Extracted data =
-- Begin --

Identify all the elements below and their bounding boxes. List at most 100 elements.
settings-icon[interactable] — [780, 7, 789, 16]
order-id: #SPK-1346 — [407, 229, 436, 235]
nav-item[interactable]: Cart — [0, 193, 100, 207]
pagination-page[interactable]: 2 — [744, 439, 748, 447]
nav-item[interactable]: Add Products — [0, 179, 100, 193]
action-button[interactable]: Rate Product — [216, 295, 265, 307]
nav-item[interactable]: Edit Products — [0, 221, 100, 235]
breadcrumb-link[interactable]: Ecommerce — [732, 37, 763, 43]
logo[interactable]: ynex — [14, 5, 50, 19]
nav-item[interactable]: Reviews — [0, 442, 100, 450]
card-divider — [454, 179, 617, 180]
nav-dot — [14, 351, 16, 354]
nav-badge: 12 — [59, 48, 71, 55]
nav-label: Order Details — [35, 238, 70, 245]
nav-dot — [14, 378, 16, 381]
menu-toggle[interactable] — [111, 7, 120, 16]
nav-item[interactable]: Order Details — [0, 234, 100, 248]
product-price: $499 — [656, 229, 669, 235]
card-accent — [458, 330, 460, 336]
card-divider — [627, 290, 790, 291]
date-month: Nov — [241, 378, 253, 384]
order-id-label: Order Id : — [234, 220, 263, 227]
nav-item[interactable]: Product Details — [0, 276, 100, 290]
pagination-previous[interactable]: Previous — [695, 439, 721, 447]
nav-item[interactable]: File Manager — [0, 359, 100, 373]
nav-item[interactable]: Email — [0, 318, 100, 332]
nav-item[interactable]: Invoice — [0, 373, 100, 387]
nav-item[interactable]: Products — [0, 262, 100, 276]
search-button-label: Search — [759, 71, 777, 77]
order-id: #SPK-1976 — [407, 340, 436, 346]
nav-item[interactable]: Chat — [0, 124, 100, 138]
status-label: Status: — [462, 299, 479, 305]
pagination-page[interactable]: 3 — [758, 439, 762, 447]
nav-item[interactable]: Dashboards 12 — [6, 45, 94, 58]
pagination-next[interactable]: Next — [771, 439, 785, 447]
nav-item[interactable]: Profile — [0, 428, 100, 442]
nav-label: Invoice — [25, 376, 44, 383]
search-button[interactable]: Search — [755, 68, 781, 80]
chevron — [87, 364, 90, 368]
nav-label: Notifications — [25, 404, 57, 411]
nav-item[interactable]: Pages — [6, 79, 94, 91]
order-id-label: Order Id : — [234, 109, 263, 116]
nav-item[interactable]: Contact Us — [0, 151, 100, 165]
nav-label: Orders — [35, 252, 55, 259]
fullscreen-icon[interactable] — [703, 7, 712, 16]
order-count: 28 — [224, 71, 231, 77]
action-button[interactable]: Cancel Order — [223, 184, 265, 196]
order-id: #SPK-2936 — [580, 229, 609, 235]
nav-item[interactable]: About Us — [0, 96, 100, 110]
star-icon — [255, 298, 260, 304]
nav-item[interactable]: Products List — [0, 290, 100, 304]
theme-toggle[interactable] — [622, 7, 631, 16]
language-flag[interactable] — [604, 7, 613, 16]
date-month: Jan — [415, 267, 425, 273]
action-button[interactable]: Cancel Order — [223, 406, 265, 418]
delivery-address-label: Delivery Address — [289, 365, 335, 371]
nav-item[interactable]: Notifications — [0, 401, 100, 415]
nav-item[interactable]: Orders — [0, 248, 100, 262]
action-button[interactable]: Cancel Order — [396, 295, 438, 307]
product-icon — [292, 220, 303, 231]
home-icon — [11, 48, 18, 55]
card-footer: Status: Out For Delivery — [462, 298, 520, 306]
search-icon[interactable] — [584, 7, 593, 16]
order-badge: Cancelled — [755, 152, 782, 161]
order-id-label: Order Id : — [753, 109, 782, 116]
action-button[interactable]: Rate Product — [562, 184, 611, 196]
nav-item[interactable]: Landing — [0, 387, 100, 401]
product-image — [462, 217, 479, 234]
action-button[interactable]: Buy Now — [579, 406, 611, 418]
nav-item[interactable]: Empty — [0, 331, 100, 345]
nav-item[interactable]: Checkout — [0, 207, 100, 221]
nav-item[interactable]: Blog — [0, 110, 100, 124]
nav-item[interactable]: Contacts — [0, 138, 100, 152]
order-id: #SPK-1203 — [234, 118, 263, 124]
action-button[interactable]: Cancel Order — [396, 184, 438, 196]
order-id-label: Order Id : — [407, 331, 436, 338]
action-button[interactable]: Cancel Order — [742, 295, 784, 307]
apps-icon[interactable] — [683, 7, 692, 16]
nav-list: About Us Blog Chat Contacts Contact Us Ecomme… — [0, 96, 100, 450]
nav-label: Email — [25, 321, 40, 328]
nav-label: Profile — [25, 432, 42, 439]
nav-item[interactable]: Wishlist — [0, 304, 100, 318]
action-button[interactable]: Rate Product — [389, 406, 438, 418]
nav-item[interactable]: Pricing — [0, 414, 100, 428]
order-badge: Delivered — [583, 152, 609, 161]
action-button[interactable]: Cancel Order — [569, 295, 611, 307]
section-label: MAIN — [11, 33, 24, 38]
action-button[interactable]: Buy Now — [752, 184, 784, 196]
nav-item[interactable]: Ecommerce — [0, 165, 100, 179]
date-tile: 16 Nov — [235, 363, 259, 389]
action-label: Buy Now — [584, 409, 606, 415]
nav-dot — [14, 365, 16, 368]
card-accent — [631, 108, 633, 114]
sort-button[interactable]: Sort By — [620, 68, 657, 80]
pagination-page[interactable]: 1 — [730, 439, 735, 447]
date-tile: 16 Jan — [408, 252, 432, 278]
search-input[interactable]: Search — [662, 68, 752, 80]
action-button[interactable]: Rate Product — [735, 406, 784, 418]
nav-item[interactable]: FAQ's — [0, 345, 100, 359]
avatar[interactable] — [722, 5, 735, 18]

-- End --

What needs to be done = Copy out the records above line for line, changing nothing.

Output of the exercise =
Identify all the elements below and their bounding boxes. List at most 100 elements.
settings-icon[interactable] — [780, 7, 789, 16]
order-id: #SPK-1346 — [407, 229, 436, 235]
nav-item[interactable]: Cart — [0, 193, 100, 207]
pagination-page[interactable]: 2 — [744, 439, 748, 447]
nav-item[interactable]: Add Products — [0, 179, 100, 193]
action-button[interactable]: Rate Product — [216, 295, 265, 307]
nav-item[interactable]: Edit Products — [0, 221, 100, 235]
breadcrumb-link[interactable]: Ecommerce — [732, 37, 763, 43]
logo[interactable]: ynex — [14, 5, 50, 19]
nav-item[interactable]: Reviews — [0, 442, 100, 450]
card-divider — [454, 179, 617, 180]
nav-dot — [14, 351, 16, 354]
nav-badge: 12 — [59, 48, 71, 55]
nav-label: Order Details — [35, 238, 70, 245]
nav-dot — [14, 378, 16, 381]
menu-toggle[interactable] — [111, 7, 120, 16]
nav-item[interactable]: Order Details — [0, 234, 100, 248]
product-price: $499 — [656, 229, 669, 235]
card-accent — [458, 330, 460, 336]
card-divider — [627, 290, 790, 291]
date-month: Nov — [241, 378, 253, 384]
order-id-label: Order Id : — [234, 220, 263, 227]
nav-item[interactable]: Product Details — [0, 276, 100, 290]
pagination-previous[interactable]: Previous — [695, 439, 721, 447]
nav-item[interactable]: File Manager — [0, 359, 100, 373]
nav-item[interactable]: Email — [0, 318, 100, 332]
nav-item[interactable]: Invoice — [0, 373, 100, 387]
nav-item[interactable]: Products — [0, 262, 100, 276]
search-button-label: Search — [759, 71, 777, 77]
order-id: #SPK-1976 — [407, 340, 436, 346]
nav-item[interactable]: Chat — [0, 124, 100, 138]
status-label: Status: — [462, 299, 479, 305]
pagination-page[interactable]: 3 — [758, 439, 762, 447]
nav-item[interactable]: Dashboards 12 — [6, 45, 94, 58]
pagination-next[interactable]: Next — [771, 439, 785, 447]
nav-item[interactable]: Profile — [0, 428, 100, 442]
nav-label: Invoice — [25, 376, 44, 383]
search-button[interactable]: Search — [755, 68, 781, 80]
chevron — [87, 364, 90, 368]
nav-label: Notifications — [25, 404, 57, 411]
nav-item[interactable]: Pages — [6, 79, 94, 91]
order-id-label: Order Id : — [234, 109, 263, 116]
nav-item[interactable]: Contact Us — [0, 151, 100, 165]
nav-label: Orders — [35, 252, 55, 259]
fullscreen-icon[interactable] — [703, 7, 712, 16]
order-count: 28 — [224, 71, 231, 77]
action-button[interactable]: Cancel Order — [223, 184, 265, 196]
order-id: #SPK-2936 — [580, 229, 609, 235]
nav-item[interactable]: About Us — [0, 96, 100, 110]
star-icon — [255, 298, 260, 304]
nav-item[interactable]: Products List — [0, 290, 100, 304]
theme-toggle[interactable] — [622, 7, 631, 16]
language-flag[interactable] — [604, 7, 613, 16]
date-month: Jan — [415, 267, 425, 273]
action-button[interactable]: Cancel Order — [223, 406, 265, 418]
delivery-address-label: Delivery Address — [289, 365, 335, 371]
nav-item[interactable]: Notifications — [0, 401, 100, 415]
nav-item[interactable]: Orders — [0, 248, 100, 262]
action-button[interactable]: Cancel Order — [396, 295, 438, 307]
product-icon — [292, 220, 303, 231]
home-icon — [11, 48, 18, 55]
card-footer: Status: Out For Delivery — [462, 298, 520, 306]
search-icon[interactable] — [584, 7, 593, 16]
order-badge: Cancelled — [755, 152, 782, 161]
order-id-label: Order Id : — [753, 109, 782, 116]
action-button[interactable]: Rate Product — [562, 184, 611, 196]
nav-item[interactable]: Landing — [0, 387, 100, 401]
product-image — [462, 217, 479, 234]
action-button[interactable]: Buy Now — [579, 406, 611, 418]
nav-item[interactable]: Empty — [0, 331, 100, 345]
nav-item[interactable]: Checkout — [0, 207, 100, 221]
nav-item[interactable]: Blog — [0, 110, 100, 124]
nav-item[interactable]: Contacts — [0, 138, 100, 152]
order-id: #SPK-1203 — [234, 118, 263, 124]
action-button[interactable]: Cancel Order — [396, 184, 438, 196]
order-id-label: Order Id : — [407, 331, 436, 338]
action-button[interactable]: Cancel Order — [742, 295, 784, 307]
apps-icon[interactable] — [683, 7, 692, 16]
nav-list: About Us Blog Chat Contacts Contact Us Ecomme… — [0, 96, 100, 450]
nav-label: Email — [25, 321, 40, 328]
nav-label: Profile — [25, 432, 42, 439]
nav-item[interactable]: Wishlist — [0, 304, 100, 318]
action-button[interactable]: Rate Product — [389, 406, 438, 418]
nav-item[interactable]: Pricing — [0, 414, 100, 428]
order-badge: Delivered — [583, 152, 609, 161]
action-button[interactable]: Cancel Order — [569, 295, 611, 307]
section-label: MAIN — [11, 33, 24, 38]
action-button[interactable]: Buy Now — [752, 184, 784, 196]
nav-item[interactable]: Ecommerce — [0, 165, 100, 179]
date-tile: 16 Nov — [235, 363, 259, 389]
action-label: Buy Now — [584, 409, 606, 415]
nav-dot — [14, 365, 16, 368]
card-accent — [631, 108, 633, 114]
sort-button[interactable]: Sort By — [620, 68, 657, 80]
pagination-page[interactable]: 1 — [730, 439, 735, 447]
date-tile: 16 Jan — [408, 252, 432, 278]
search-input[interactable]: Search — [662, 68, 752, 80]
action-button[interactable]: Rate Product — [735, 406, 784, 418]
nav-item[interactable]: FAQ's — [0, 345, 100, 359]
avatar[interactable] — [722, 5, 735, 18]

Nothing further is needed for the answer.